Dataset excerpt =
* * * * *

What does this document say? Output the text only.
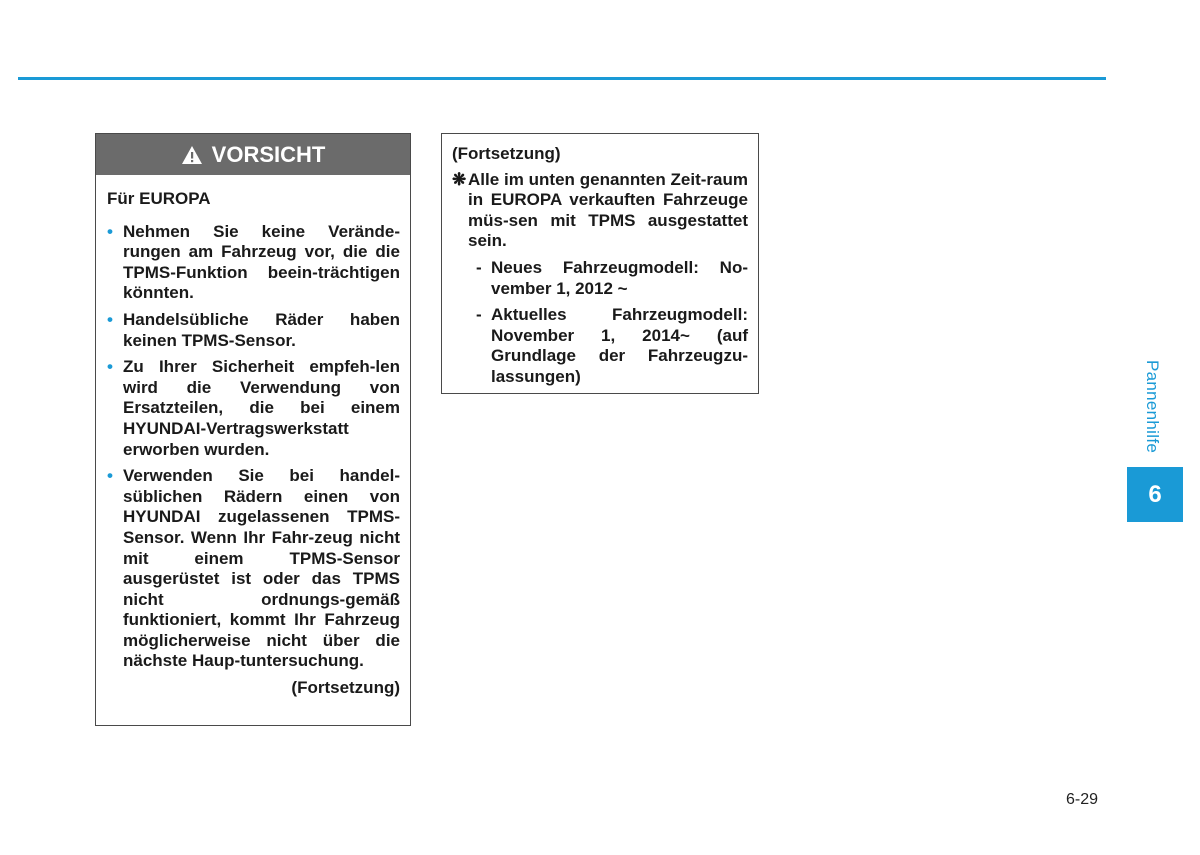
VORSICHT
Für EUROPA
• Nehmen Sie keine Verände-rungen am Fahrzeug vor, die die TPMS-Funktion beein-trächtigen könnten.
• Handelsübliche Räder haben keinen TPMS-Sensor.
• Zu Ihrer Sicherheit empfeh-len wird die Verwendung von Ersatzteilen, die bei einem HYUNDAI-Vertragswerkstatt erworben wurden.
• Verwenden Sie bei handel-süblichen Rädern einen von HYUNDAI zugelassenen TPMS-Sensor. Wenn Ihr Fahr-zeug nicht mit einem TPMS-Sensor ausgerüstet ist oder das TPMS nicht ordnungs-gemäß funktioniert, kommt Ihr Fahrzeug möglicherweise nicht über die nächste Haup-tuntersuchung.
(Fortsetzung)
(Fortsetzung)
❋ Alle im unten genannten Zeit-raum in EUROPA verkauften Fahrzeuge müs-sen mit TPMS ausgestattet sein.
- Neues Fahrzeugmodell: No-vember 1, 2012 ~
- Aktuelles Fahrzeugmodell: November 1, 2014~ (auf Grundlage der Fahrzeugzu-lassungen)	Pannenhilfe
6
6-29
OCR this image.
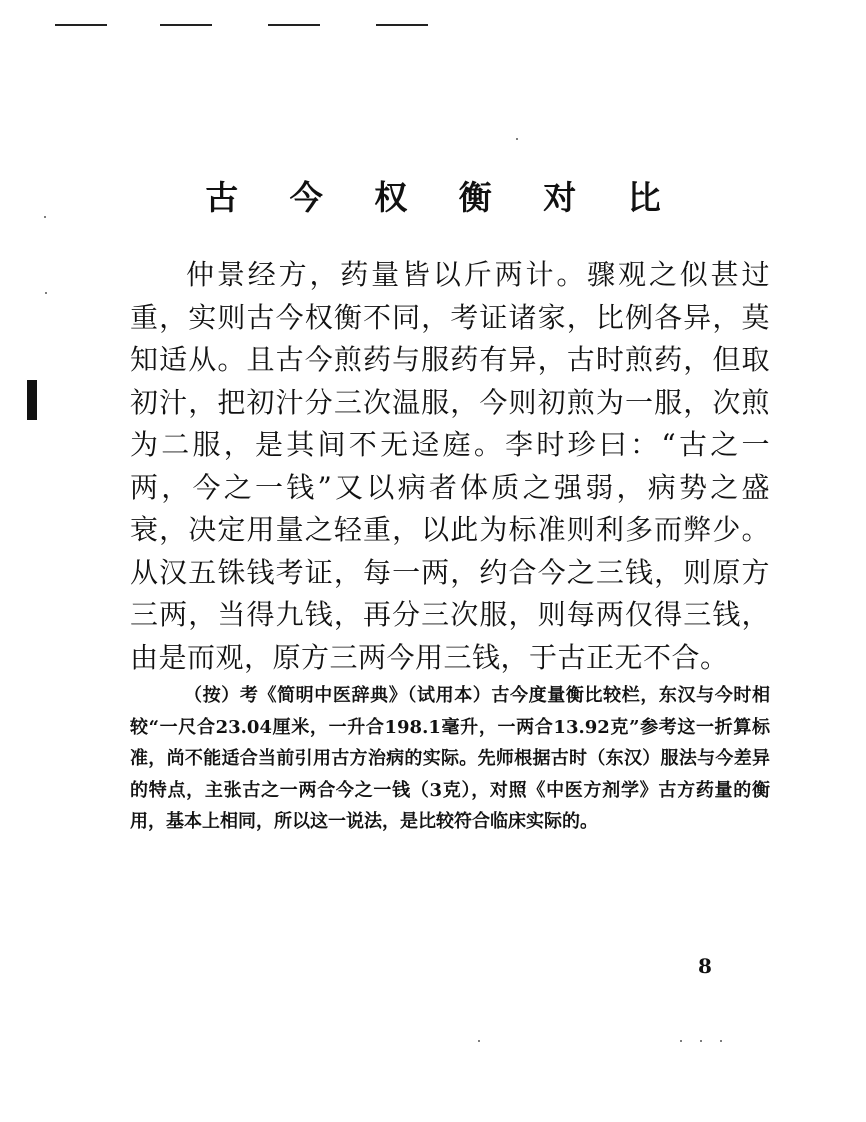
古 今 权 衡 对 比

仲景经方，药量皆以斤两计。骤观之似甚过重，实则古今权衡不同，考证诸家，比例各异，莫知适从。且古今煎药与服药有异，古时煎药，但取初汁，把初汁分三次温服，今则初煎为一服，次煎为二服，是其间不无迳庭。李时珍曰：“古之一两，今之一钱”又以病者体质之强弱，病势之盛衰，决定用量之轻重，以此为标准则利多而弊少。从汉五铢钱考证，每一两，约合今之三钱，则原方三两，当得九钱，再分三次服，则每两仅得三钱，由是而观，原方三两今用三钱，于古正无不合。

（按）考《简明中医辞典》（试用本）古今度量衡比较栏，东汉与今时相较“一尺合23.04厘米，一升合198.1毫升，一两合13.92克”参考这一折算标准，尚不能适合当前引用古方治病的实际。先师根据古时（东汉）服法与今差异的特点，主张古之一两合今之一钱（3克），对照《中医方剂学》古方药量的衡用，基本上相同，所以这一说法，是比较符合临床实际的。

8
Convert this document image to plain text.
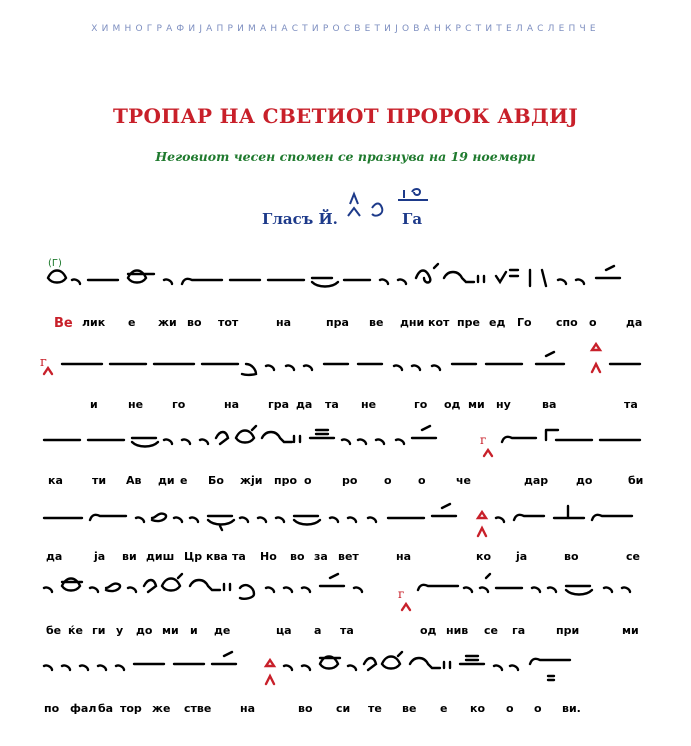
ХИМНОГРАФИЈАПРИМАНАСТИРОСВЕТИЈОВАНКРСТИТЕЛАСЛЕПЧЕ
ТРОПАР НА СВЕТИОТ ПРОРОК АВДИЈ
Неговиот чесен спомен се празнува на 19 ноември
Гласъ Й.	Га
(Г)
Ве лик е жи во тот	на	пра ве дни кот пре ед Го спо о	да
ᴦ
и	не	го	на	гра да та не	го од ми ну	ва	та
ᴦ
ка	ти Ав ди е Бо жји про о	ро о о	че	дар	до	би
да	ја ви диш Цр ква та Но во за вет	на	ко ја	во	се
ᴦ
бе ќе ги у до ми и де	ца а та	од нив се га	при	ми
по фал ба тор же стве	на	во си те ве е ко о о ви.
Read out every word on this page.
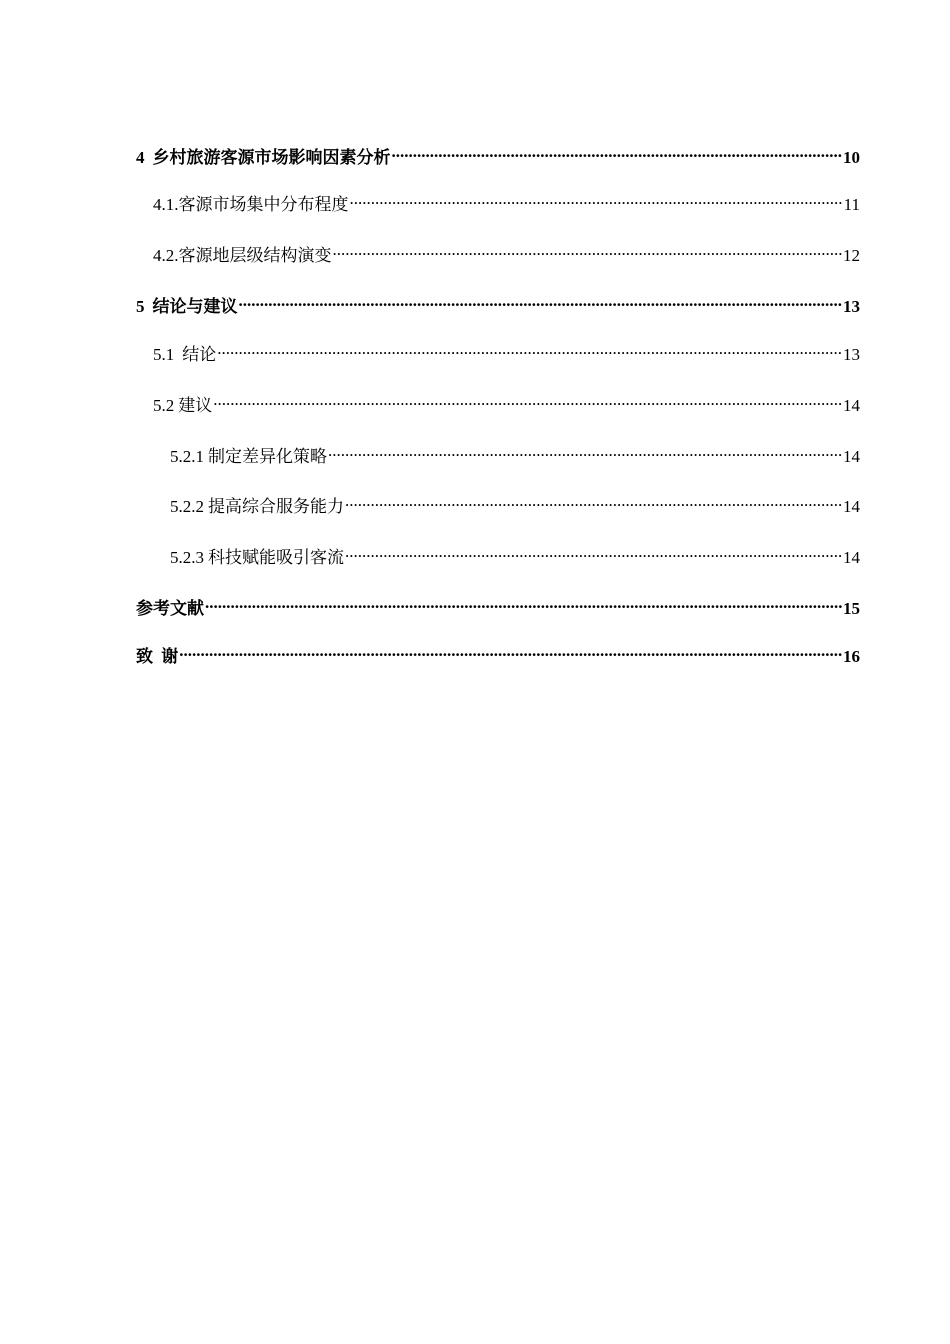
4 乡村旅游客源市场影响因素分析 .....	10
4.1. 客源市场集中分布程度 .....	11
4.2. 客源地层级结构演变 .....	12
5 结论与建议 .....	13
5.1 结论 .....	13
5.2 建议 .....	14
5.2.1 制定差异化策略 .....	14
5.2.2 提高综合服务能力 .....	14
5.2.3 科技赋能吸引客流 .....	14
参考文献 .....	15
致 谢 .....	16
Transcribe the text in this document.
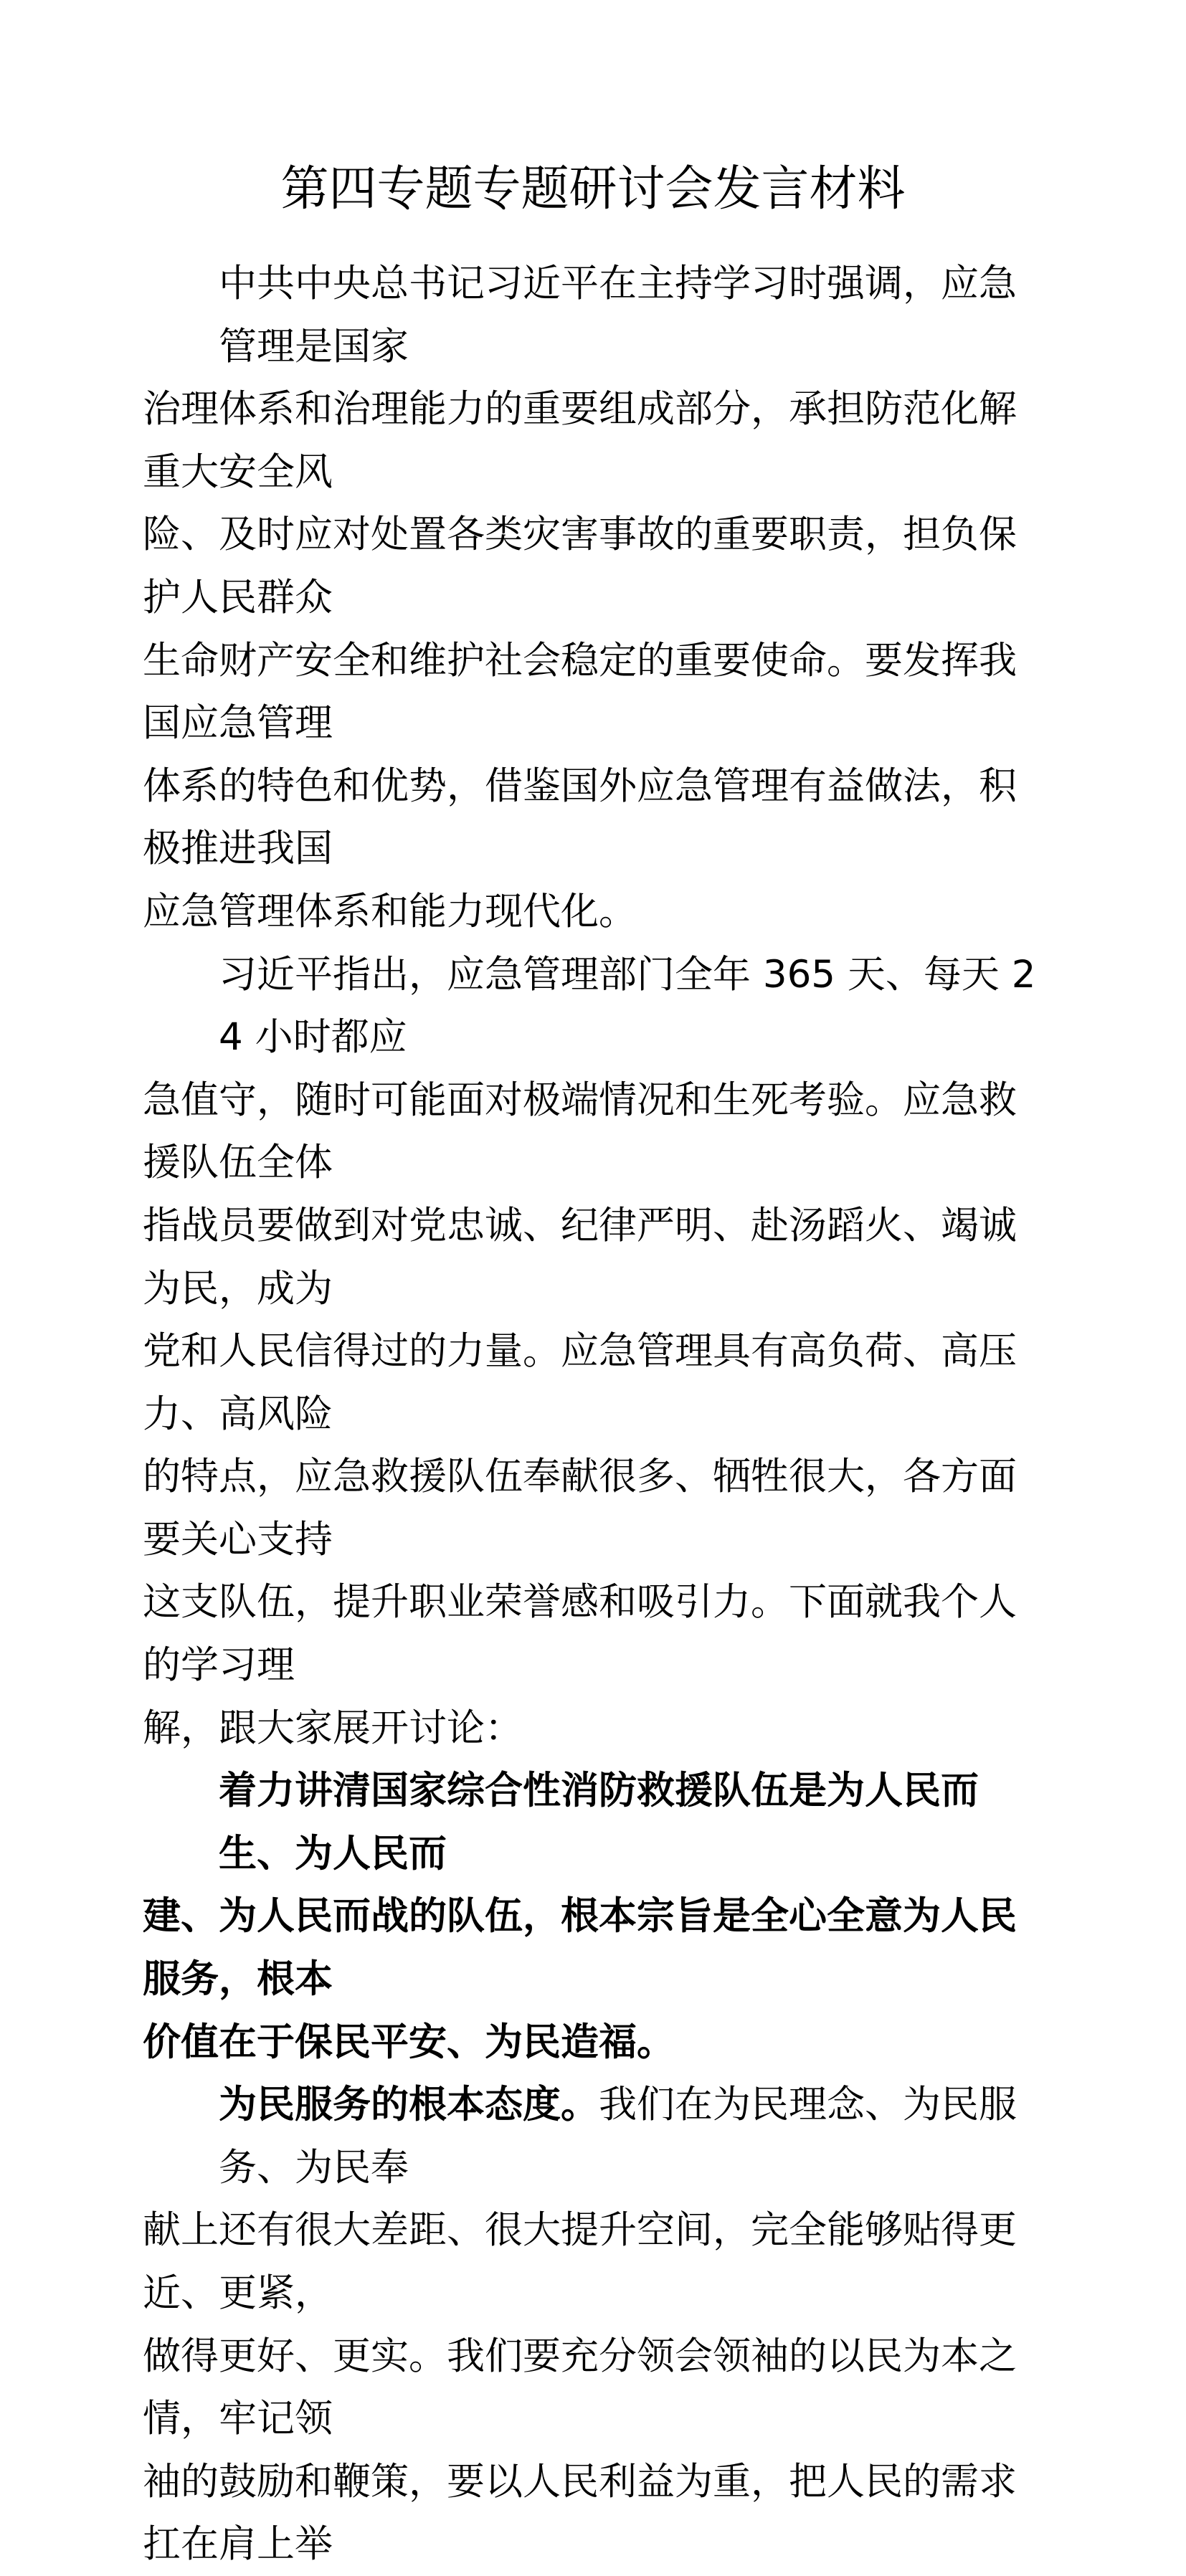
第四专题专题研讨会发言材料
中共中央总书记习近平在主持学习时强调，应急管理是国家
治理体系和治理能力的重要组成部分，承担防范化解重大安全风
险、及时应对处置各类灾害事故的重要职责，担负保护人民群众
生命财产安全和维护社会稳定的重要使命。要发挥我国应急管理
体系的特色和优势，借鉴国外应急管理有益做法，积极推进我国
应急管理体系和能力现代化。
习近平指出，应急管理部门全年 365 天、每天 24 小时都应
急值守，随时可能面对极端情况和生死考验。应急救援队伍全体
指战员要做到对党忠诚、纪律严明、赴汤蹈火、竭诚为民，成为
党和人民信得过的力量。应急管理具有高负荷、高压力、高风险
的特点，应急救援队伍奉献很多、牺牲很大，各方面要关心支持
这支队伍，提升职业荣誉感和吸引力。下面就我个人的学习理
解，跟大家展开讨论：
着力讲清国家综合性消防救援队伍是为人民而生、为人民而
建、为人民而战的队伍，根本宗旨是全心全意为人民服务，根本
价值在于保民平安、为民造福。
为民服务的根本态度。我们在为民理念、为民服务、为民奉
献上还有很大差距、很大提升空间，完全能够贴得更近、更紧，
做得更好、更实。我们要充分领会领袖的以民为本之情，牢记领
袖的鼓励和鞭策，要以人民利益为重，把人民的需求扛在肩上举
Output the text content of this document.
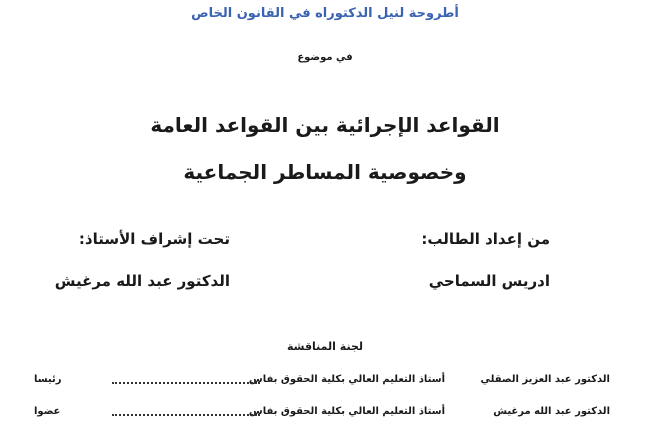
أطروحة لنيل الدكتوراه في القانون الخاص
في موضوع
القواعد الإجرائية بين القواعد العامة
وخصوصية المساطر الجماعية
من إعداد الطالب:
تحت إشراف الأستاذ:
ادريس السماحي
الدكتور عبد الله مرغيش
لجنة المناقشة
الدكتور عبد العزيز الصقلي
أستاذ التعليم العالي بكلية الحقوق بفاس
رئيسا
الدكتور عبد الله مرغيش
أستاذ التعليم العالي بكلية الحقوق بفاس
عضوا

* * * * *

Prompt = Make an exact copy of the whole listing, but don't bring over any pictures.

Answer to this exercise =
What does this document say? Output the text only.
VORSICHT
Für EUROPA
• Nehmen Sie keine Verände-rungen am Fahrzeug vor, die die TPMS-Funktion beein-trächtigen könnten.
• Handelsübliche Räder haben keinen TPMS-Sensor.
• Zu Ihrer Sicherheit empfeh-len wird die Verwendung von Ersatzteilen, die bei einem HYUNDAI-Vertragswerkstatt erworben wurden.
• Verwenden Sie bei handel-süblichen Rädern einen von HYUNDAI zugelassenen TPMS-Sensor. Wenn Ihr Fahr-zeug nicht mit einem TPMS-Sensor ausgerüstet ist oder das TPMS nicht ordnungs-gemäß funktioniert, kommt Ihr Fahrzeug möglicherweise nicht über die nächste Haup-tuntersuchung.
(Fortsetzung)
(Fortsetzung)
❋ Alle im unten genannten Zeit-raum in EUROPA verkauften Fahrzeuge müs-sen mit TPMS ausgestattet sein.
- Neues Fahrzeugmodell: No-vember 1, 2012 ~
- Aktuelles Fahrzeugmodell: November 1, 2014~ (auf Grundlage der Fahrzeugzu-lassungen)	Pannenhilfe
6
6-29
OCR this image.
古 今 权 衡 对 比

仲景经方，药量皆以斤两计。骤观之似甚过重，实则古今权衡不同，考证诸家，比例各异，莫知适从。且古今煎药与服药有异，古时煎药，但取初汁，把初汁分三次温服，今则初煎为一服，次煎为二服，是其间不无迳庭。李时珍曰：“古之一两，今之一钱”又以病者体质之强弱，病势之盛衰，决定用量之轻重，以此为标准则利多而弊少。从汉五铢钱考证，每一两，约合今之三钱，则原方三两，当得九钱，再分三次服，则每两仅得三钱，由是而观，原方三两今用三钱，于古正无不合。

（按）考《简明中医辞典》（试用本）古今度量衡比较栏，东汉与今时相较“一尺合23.04厘米，一升合198.1毫升，一两合13.92克”参考这一折算标准，尚不能适合当前引用古方治病的实际。先师根据古时（东汉）服法与今差异的特点，主张古之一两合今之一钱（3克），对照《中医方剂学》古方药量的衡用，基本上相同，所以这一说法，是比较符合临床实际的。

8
Convert this document image to plain text.
ХИМНОГРАФИЈАПРИМАНАСТИРОСВЕТИЈОВАНКРСТИТЕЛАСЛЕПЧЕ
ТРОПАР НА СВЕТИОТ ПРОРОК АВДИЈ
Неговиот чесен спомен се празнува на 19 ноември
Гласъ Й.	Га
(Г)
Ве лик е жи во тот	на	пра ве дни кот пре ед Го спо о	да
ᴦ
и	не	го	на	гра да та не	го од ми ну	ва	та
ᴦ
ка	ти Ав ди е Бо жји про о	ро о о	че	дар	до	би
да	ја ви диш Цр ква та Но во за вет	на	ко ја	во	се
ᴦ
бе ќе ги у до ми и де	ца а та	од нив се га	при	ми
по фал ба тор же стве	на	во си те ве е ко о о ви.
Read out every word on this page.
4 乡村旅游客源市场影响因素分析 .....	10
4.1. 客源市场集中分布程度 .....	11
4.2. 客源地层级结构演变 .....	12
5 结论与建议 .....	13
5.1 结论 .....	13
5.2 建议 .....	14
5.2.1 制定差异化策略 .....	14
5.2.2 提高综合服务能力 .....	14
5.2.3 科技赋能吸引客流 .....	14
参考文献 .....	15
致 谢 .....	16
Transcribe the text in this document.
第四专题专题研讨会发言材料
中共中央总书记习近平在主持学习时强调，应急管理是国家
治理体系和治理能力的重要组成部分，承担防范化解重大安全风
险、及时应对处置各类灾害事故的重要职责，担负保护人民群众
生命财产安全和维护社会稳定的重要使命。要发挥我国应急管理
体系的特色和优势，借鉴国外应急管理有益做法，积极推进我国
应急管理体系和能力现代化。
习近平指出，应急管理部门全年 365 天、每天 24 小时都应
急值守，随时可能面对极端情况和生死考验。应急救援队伍全体
指战员要做到对党忠诚、纪律严明、赴汤蹈火、竭诚为民，成为
党和人民信得过的力量。应急管理具有高负荷、高压力、高风险
的特点，应急救援队伍奉献很多、牺牲很大，各方面要关心支持
这支队伍，提升职业荣誉感和吸引力。下面就我个人的学习理
解，跟大家展开讨论：
着力讲清国家综合性消防救援队伍是为人民而生、为人民而
建、为人民而战的队伍，根本宗旨是全心全意为人民服务，根本
价值在于保民平安、为民造福。
为民服务的根本态度。我们在为民理念、为民服务、为民奉
献上还有很大差距、很大提升空间，完全能够贴得更近、更紧，
做得更好、更实。我们要充分领会领袖的以民为本之情，牢记领
袖的鼓励和鞭策，要以人民利益为重，把人民的需求扛在肩上举
Output the text content of this document.
أطروحة لنيل الدكتوراه في القانون الخاص
في موضوع
القواعد الإجرائية بين القواعد العامة
وخصوصية المساطر الجماعية
من إعداد الطالب:
تحت إشراف الأستاذ:
ادريس السماحي
الدكتور عبد الله مرغيش
لجنة المناقشة
الدكتور عبد العزيز الصقلي
أستاذ التعليم العالي بكلية الحقوق بفاس
رئيسا
الدكتور عبد الله مرغيش
أستاذ التعليم العالي بكلية الحقوق بفاس
عضوا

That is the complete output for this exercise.